### DATA FOR THIS EXERCISE
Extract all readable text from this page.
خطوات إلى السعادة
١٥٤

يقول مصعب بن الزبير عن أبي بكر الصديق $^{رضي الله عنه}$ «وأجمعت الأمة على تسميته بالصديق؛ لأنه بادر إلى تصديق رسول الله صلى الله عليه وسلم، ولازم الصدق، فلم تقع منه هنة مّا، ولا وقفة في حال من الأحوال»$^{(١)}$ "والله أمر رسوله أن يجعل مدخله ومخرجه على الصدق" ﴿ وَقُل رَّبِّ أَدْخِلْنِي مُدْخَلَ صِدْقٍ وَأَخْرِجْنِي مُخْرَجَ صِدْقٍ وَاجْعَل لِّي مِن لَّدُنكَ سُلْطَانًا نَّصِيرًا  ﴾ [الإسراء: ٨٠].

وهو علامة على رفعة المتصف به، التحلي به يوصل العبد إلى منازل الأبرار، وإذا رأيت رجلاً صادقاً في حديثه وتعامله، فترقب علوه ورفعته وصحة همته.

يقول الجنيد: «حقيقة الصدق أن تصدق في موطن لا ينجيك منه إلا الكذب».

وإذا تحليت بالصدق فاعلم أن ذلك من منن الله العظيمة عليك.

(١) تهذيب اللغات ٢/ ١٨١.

### INSTRUCTIONS FOR THE TASK
State how many lines of the material contain the string "الله", with no other words.

### ANSWER TO THIS PROBLEM
2